Set task ->
Report the count of lines containing the word "Channel" in the entries below, and nothing more.

====== Records

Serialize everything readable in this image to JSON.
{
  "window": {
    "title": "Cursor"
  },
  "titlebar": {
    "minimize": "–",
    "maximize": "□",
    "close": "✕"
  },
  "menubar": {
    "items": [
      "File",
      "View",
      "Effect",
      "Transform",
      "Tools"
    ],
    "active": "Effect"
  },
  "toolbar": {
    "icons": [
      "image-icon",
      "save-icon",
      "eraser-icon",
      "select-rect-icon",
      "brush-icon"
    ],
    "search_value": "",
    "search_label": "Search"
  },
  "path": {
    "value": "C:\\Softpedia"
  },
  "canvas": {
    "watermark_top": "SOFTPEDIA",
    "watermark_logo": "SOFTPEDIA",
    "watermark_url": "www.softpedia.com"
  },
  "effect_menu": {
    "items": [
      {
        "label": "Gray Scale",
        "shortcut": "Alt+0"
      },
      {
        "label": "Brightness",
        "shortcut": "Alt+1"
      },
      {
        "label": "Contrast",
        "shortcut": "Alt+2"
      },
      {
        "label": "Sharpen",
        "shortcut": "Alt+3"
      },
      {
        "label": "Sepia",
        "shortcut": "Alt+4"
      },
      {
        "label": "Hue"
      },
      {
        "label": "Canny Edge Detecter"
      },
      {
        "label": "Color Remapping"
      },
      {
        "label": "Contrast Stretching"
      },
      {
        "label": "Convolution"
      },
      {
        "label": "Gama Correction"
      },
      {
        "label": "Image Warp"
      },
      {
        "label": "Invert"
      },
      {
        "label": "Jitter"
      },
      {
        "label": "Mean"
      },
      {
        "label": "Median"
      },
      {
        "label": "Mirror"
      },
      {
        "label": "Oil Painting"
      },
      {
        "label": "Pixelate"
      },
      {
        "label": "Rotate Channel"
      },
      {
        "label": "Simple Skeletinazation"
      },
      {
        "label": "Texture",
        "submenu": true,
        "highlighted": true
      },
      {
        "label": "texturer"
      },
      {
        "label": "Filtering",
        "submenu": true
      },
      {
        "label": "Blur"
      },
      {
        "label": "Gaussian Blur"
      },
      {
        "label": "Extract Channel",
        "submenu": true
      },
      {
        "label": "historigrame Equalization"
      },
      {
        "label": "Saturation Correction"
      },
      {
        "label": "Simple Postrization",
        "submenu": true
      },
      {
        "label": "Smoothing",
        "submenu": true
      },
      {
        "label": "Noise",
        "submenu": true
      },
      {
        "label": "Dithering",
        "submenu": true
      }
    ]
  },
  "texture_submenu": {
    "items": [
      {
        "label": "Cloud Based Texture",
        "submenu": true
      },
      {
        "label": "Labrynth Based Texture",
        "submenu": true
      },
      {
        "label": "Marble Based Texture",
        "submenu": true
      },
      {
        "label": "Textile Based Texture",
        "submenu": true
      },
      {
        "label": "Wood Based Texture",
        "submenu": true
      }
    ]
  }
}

============

Answer to this problem ->
2